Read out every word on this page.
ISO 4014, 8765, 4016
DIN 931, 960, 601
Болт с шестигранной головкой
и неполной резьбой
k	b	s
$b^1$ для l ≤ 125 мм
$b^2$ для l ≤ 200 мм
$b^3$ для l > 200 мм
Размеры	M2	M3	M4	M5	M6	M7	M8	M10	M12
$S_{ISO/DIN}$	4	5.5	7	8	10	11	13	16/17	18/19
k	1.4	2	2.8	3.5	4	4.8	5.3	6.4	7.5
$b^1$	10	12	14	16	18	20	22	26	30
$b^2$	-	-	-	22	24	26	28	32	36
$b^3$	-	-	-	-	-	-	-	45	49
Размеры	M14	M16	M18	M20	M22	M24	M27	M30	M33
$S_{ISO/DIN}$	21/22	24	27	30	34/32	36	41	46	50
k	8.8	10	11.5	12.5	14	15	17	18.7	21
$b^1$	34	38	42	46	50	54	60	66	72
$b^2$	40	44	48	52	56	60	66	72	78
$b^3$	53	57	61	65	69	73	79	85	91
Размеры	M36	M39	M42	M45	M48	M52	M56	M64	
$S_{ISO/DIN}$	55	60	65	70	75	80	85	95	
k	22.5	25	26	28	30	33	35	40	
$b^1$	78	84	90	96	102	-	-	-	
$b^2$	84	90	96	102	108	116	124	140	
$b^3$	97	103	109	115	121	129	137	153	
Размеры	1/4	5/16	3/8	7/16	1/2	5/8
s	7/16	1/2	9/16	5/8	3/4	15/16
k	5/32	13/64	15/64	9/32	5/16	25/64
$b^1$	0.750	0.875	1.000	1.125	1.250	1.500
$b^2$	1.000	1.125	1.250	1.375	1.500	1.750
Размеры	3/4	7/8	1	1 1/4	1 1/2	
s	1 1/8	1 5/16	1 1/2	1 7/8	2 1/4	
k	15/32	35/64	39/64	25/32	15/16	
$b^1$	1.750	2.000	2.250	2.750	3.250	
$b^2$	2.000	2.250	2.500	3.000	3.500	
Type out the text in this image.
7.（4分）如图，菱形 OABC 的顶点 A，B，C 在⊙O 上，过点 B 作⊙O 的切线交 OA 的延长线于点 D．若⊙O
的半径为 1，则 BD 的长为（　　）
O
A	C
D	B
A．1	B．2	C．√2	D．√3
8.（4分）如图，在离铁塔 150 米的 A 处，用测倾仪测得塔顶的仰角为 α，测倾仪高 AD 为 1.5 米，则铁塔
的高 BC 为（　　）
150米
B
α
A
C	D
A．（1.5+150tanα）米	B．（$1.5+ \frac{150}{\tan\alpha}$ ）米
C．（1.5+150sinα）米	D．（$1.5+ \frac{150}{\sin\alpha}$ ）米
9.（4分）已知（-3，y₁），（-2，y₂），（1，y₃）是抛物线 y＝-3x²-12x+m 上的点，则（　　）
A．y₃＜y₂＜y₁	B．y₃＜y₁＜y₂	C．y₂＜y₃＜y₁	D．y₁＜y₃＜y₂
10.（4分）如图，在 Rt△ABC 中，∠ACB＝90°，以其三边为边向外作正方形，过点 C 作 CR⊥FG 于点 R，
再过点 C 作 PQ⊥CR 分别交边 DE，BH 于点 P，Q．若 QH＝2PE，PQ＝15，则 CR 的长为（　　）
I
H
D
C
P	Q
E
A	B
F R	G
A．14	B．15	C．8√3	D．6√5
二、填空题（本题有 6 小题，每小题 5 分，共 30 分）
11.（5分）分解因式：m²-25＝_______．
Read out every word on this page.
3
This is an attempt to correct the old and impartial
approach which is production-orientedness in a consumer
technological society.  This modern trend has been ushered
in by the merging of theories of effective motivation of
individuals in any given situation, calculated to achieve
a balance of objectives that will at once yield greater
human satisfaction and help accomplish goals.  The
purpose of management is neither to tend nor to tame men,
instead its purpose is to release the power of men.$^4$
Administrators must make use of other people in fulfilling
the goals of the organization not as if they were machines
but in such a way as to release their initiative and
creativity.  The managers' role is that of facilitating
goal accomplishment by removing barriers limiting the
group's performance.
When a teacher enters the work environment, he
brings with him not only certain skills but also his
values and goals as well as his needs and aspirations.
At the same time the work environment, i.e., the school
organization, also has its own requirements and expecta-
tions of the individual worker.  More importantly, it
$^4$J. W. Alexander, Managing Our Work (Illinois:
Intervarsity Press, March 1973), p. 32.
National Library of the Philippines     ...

============

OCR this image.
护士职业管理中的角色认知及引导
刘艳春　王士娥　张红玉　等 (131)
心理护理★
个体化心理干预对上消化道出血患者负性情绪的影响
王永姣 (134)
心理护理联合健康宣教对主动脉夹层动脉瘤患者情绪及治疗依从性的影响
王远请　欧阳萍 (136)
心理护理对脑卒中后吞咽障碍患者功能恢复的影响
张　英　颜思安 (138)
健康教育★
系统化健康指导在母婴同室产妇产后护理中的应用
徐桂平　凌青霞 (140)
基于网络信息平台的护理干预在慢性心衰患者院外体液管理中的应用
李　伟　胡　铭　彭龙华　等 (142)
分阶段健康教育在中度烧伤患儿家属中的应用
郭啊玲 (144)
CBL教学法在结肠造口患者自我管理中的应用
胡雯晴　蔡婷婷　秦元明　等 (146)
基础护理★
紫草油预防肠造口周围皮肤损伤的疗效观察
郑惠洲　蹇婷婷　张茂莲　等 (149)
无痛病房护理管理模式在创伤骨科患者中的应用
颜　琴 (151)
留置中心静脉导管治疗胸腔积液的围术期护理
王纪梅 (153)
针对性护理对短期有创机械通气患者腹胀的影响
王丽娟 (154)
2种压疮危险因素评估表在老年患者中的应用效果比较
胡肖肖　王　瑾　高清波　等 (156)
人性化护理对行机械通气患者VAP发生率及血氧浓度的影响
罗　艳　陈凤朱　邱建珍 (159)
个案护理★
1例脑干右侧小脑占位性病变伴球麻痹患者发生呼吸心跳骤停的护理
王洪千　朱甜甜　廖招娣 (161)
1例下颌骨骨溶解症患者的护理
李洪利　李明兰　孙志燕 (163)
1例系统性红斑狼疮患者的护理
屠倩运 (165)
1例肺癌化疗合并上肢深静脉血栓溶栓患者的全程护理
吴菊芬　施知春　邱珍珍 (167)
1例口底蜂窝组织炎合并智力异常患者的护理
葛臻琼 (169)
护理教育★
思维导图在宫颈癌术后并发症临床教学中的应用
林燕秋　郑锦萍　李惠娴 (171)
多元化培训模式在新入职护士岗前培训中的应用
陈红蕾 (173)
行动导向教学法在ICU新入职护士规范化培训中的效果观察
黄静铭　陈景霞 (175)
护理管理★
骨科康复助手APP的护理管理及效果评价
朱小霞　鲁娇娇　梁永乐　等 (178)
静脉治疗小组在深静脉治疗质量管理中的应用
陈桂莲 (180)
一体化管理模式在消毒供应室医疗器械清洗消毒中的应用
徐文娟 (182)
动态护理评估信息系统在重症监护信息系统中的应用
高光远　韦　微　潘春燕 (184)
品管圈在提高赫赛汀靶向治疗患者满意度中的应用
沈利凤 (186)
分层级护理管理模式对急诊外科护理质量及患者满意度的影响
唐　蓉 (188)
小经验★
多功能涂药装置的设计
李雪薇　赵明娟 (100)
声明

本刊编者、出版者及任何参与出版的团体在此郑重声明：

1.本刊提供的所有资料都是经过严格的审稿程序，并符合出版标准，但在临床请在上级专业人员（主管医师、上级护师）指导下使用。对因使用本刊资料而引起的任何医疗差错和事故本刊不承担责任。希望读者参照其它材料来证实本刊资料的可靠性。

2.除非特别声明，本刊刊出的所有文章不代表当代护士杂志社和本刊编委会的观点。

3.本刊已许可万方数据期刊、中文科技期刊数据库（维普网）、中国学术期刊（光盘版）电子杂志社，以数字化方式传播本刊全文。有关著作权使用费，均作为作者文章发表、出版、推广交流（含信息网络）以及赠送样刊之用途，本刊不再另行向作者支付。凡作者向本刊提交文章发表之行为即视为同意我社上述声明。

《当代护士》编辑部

============

The task
Each line above that holds the string "purpose" should be copied and shown.

Task output
purpose of management is neither to tend nor to tame men,
instead its purpose is to release the power of men.$^4$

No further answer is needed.